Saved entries
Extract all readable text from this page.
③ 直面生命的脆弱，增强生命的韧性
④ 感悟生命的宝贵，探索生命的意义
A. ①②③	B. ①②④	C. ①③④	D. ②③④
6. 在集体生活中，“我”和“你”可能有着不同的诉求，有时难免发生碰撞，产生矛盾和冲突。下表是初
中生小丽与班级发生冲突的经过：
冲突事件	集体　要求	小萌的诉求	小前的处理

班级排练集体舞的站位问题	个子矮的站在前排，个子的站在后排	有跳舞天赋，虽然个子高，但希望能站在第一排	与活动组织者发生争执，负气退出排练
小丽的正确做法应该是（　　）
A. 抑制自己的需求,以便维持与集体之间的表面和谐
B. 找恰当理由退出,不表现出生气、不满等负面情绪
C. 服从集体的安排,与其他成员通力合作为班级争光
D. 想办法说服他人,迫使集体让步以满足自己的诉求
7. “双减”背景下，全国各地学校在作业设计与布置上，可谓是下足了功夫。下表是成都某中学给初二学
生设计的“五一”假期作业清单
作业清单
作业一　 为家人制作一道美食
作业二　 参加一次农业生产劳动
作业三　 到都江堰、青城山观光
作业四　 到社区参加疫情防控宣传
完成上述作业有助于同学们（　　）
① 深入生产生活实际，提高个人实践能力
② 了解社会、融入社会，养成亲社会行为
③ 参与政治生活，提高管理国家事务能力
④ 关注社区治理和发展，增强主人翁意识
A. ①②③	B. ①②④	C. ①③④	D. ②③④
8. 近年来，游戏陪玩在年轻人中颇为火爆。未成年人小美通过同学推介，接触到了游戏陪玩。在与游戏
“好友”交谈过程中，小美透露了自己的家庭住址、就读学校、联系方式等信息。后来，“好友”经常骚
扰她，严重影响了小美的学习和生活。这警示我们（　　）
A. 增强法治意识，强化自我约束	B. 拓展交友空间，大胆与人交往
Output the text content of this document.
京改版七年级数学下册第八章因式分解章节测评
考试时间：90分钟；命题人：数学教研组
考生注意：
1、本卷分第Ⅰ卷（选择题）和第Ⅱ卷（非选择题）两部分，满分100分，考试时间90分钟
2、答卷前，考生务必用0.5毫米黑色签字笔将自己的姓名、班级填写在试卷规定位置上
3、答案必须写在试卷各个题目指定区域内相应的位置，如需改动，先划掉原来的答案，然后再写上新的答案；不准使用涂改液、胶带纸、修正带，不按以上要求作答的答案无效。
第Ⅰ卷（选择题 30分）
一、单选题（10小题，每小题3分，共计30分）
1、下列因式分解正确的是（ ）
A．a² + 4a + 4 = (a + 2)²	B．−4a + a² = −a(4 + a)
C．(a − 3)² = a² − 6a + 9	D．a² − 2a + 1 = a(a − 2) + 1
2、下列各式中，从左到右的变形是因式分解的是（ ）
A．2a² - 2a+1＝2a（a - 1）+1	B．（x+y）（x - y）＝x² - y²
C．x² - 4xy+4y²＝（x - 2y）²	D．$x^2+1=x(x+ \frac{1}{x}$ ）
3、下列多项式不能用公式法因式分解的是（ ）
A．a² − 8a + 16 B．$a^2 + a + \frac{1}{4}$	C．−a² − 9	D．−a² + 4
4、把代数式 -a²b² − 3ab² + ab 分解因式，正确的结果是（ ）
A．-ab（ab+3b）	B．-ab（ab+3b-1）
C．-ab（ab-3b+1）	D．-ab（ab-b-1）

### TASK STATEMENT
Your task is to output all of the data above word for word.

### CORRECT RESULT
Extract all readable text from this page.
③ 直面生命的脆弱，增强生命的韧性
④ 感悟生命的宝贵，探索生命的意义
A. ①②③	B. ①②④	C. ①③④	D. ②③④
6. 在集体生活中，“我”和“你”可能有着不同的诉求，有时难免发生碰撞，产生矛盾和冲突。下表是初
中生小丽与班级发生冲突的经过：
冲突事件	集体　要求	小萌的诉求	小前的处理

班级排练集体舞的站位问题	个子矮的站在前排，个子的站在后排	有跳舞天赋，虽然个子高，但希望能站在第一排	与活动组织者发生争执，负气退出排练
小丽的正确做法应该是（　　）
A. 抑制自己的需求,以便维持与集体之间的表面和谐
B. 找恰当理由退出,不表现出生气、不满等负面情绪
C. 服从集体的安排,与其他成员通力合作为班级争光
D. 想办法说服他人,迫使集体让步以满足自己的诉求
7. “双减”背景下，全国各地学校在作业设计与布置上，可谓是下足了功夫。下表是成都某中学给初二学
生设计的“五一”假期作业清单
作业清单
作业一　 为家人制作一道美食
作业二　 参加一次农业生产劳动
作业三　 到都江堰、青城山观光
作业四　 到社区参加疫情防控宣传
完成上述作业有助于同学们（　　）
① 深入生产生活实际，提高个人实践能力
② 了解社会、融入社会，养成亲社会行为
③ 参与政治生活，提高管理国家事务能力
④ 关注社区治理和发展，增强主人翁意识
A. ①②③	B. ①②④	C. ①③④	D. ②③④
8. 近年来，游戏陪玩在年轻人中颇为火爆。未成年人小美通过同学推介，接触到了游戏陪玩。在与游戏
“好友”交谈过程中，小美透露了自己的家庭住址、就读学校、联系方式等信息。后来，“好友”经常骚
扰她，严重影响了小美的学习和生活。这警示我们（　　）
A. 增强法治意识，强化自我约束	B. 拓展交友空间，大胆与人交往
Output the text content of this document.
京改版七年级数学下册第八章因式分解章节测评
考试时间：90分钟；命题人：数学教研组
考生注意：
1、本卷分第Ⅰ卷（选择题）和第Ⅱ卷（非选择题）两部分，满分100分，考试时间90分钟
2、答卷前，考生务必用0.5毫米黑色签字笔将自己的姓名、班级填写在试卷规定位置上
3、答案必须写在试卷各个题目指定区域内相应的位置，如需改动，先划掉原来的答案，然后再写上新的答案；不准使用涂改液、胶带纸、修正带，不按以上要求作答的答案无效。
第Ⅰ卷（选择题 30分）
一、单选题（10小题，每小题3分，共计30分）
1、下列因式分解正确的是（ ）
A．a² + 4a + 4 = (a + 2)²	B．−4a + a² = −a(4 + a)
C．(a − 3)² = a² − 6a + 9	D．a² − 2a + 1 = a(a − 2) + 1
2、下列各式中，从左到右的变形是因式分解的是（ ）
A．2a² - 2a+1＝2a（a - 1）+1	B．（x+y）（x - y）＝x² - y²
C．x² - 4xy+4y²＝（x - 2y）²	D．$x^2+1=x(x+ \frac{1}{x}$ ）
3、下列多项式不能用公式法因式分解的是（ ）
A．a² − 8a + 16 B．$a^2 + a + \frac{1}{4}$	C．−a² − 9	D．−a² + 4
4、把代数式 -a²b² − 3ab² + ab 分解因式，正确的结果是（ ）
A．-ab（ab+3b）	B．-ab（ab+3b-1）
C．-ab（ab-3b+1）	D．-ab（ab-b-1）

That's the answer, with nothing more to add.